>> Start

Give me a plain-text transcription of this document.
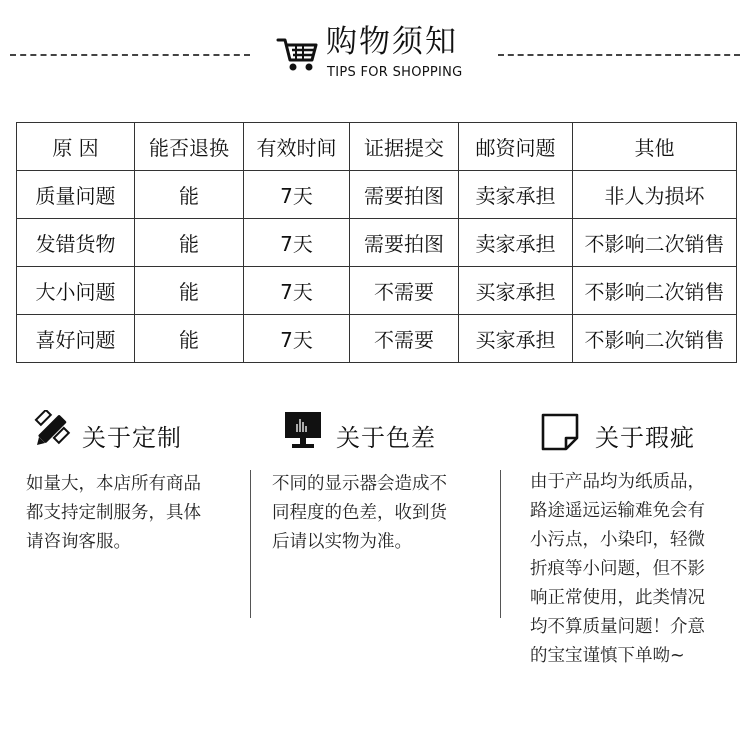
购物须知
TIPS FOR SHOPPING
原 因	能否退换	有效时间	证据提交	邮资问题	其他
质量问题	能	7天	需要拍图	卖家承担	非人为损坏
发错货物	能	7天	需要拍图	卖家承担	不影响二次销售
大小问题	能	7天	不需要	买家承担	不影响二次销售
喜好问题	能	7天	不需要	买家承担	不影响二次销售
关于定制
如量大，本店所有商品
都支持定制服务，具体
请咨询客服。
关于色差
不同的显示器会造成不
同程度的色差，收到货
后请以实物为准。
关于瑕疵
由于产品均为纸质品，
路途遥远运输难免会有
小污点，小染印，轻微
折痕等小问题，但不影
响正常使用，此类情况
均不算质量问题！介意
的宝宝谨慎下单呦~
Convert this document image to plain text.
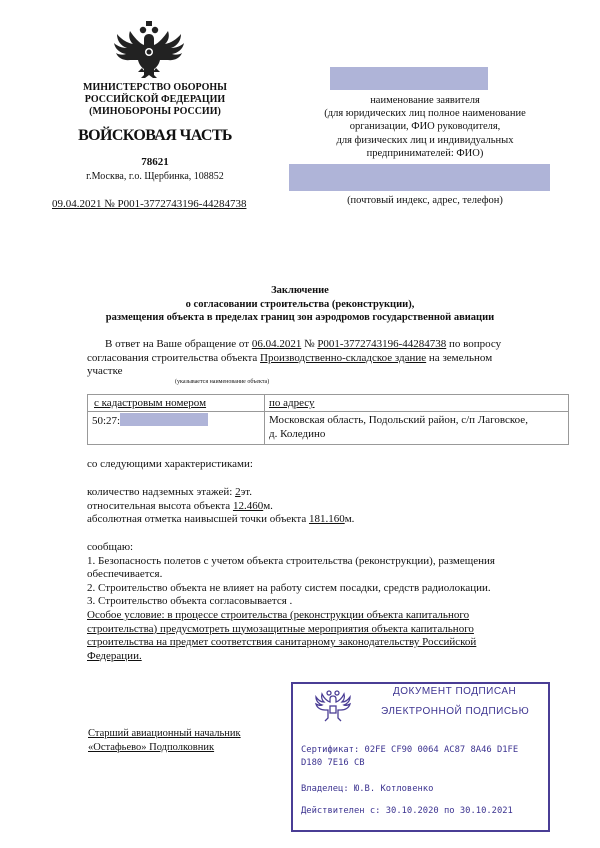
МИНИСТЕРСТВО ОБОРОНЫ
РОССИЙСКОЙ ФЕДЕРАЦИИ
(МИНОБОРОНЫ РОССИИ)
ВОЙСКОВАЯ ЧАСТЬ
78621
г.Москва, г.о. Щербинка, 108852
09.04.2021 № Р001-3772743196-44284738
наименование заявителя
(для юридических лиц полное наименование
организации, ФИО руководителя,
для физических лиц и индивидуальных
предпринимателей: ФИО)
(почтовый индекс, адрес, телефон)
Заключение
о согласовании строительства (реконструкции),
размещения объекта в пределах границ зон аэродромов государственной авиации
В ответ на Ваше обращение от 06.04.2021 № Р001-3772743196-44284738 по вопросу
согласования строительства объекта Производственно-складское здание на земельном
участке
(указывается наименование объекта)
с кадастровым номером	по адресу
50:27:	Московская область, Подольский район, с/п Лаговское,
д. Коледино
со следующими характеристиками:
количество надземных этажей: 2эт.
относительная высота объекта 12.460м.
абсолютная отметка наивысшей точки объекта 181.160м.
сообщаю:
1. Безопасность полетов с учетом объекта строительства (реконструкции), размещения
обеспечивается.
2. Строительство объекта не влияет на работу систем посадки, средств радиолокации.
3. Строительство объекта согласовывается .
Особое условие: в процессе строительства (реконструкции объекта капитального
строительства) предусмотреть шумозащитные мероприятия объекта капитального
строительства на предмет соответствия санитарному законодательству Российской
Федерации.
Старший авиационный начальник
«Остафьево» Подполковник
ДОКУМЕНТ ПОДПИСАН
ЭЛЕКТРОННОЙ ПОДПИСЬЮ
Сертификат: 02FE CF90 0064 AC87 8A46 D1FE
D180 7E16 CB
Владелец: Ю.В. Котловенко
Действителен с: 30.10.2020 по 30.10.2021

>> End

• _PROMPT_
Go through the data above and transcribe it in full, omitting any image.

• _SOLUTION TO THE EXERCISE_
Give me a plain-text transcription of this document.
购物须知
TIPS FOR SHOPPING
原 因	能否退换	有效时间	证据提交	邮资问题	其他
质量问题	能	7天	需要拍图	卖家承担	非人为损坏
发错货物	能	7天	需要拍图	卖家承担	不影响二次销售
大小问题	能	7天	不需要	买家承担	不影响二次销售
喜好问题	能	7天	不需要	买家承担	不影响二次销售
关于定制
如量大，本店所有商品
都支持定制服务，具体
请咨询客服。
关于色差
不同的显示器会造成不
同程度的色差，收到货
后请以实物为准。
关于瑕疵
由于产品均为纸质品，
路途遥远运输难免会有
小污点，小染印，轻微
折痕等小问题，但不影
响正常使用，此类情况
均不算质量问题！介意
的宝宝谨慎下单呦~
Convert this document image to plain text.
МИНИСТЕРСТВО ОБОРОНЫ
РОССИЙСКОЙ ФЕДЕРАЦИИ
(МИНОБОРОНЫ РОССИИ)
ВОЙСКОВАЯ ЧАСТЬ
78621
г.Москва, г.о. Щербинка, 108852
09.04.2021 № Р001-3772743196-44284738
наименование заявителя
(для юридических лиц полное наименование
организации, ФИО руководителя,
для физических лиц и индивидуальных
предпринимателей: ФИО)
(почтовый индекс, адрес, телефон)
Заключение
о согласовании строительства (реконструкции),
размещения объекта в пределах границ зон аэродромов государственной авиации
В ответ на Ваше обращение от 06.04.2021 № Р001-3772743196-44284738 по вопросу
согласования строительства объекта Производственно-складское здание на земельном
участке
(указывается наименование объекта)
с кадастровым номером	по адресу
50:27:	Московская область, Подольский район, с/п Лаговское,
д. Коледино
со следующими характеристиками:
количество надземных этажей: 2эт.
относительная высота объекта 12.460м.
абсолютная отметка наивысшей точки объекта 181.160м.
сообщаю:
1. Безопасность полетов с учетом объекта строительства (реконструкции), размещения
обеспечивается.
2. Строительство объекта не влияет на работу систем посадки, средств радиолокации.
3. Строительство объекта согласовывается .
Особое условие: в процессе строительства (реконструкции объекта капитального
строительства) предусмотреть шумозащитные мероприятия объекта капитального
строительства на предмет соответствия санитарному законодательству Российской
Федерации.
Старший авиационный начальник
«Остафьево» Подполковник
ДОКУМЕНТ ПОДПИСАН
ЭЛЕКТРОННОЙ ПОДПИСЬЮ
Сертификат: 02FE CF90 0064 AC87 8A46 D1FE
D180 7E16 CB
Владелец: Ю.В. Котловенко
Действителен с: 30.10.2020 по 30.10.2021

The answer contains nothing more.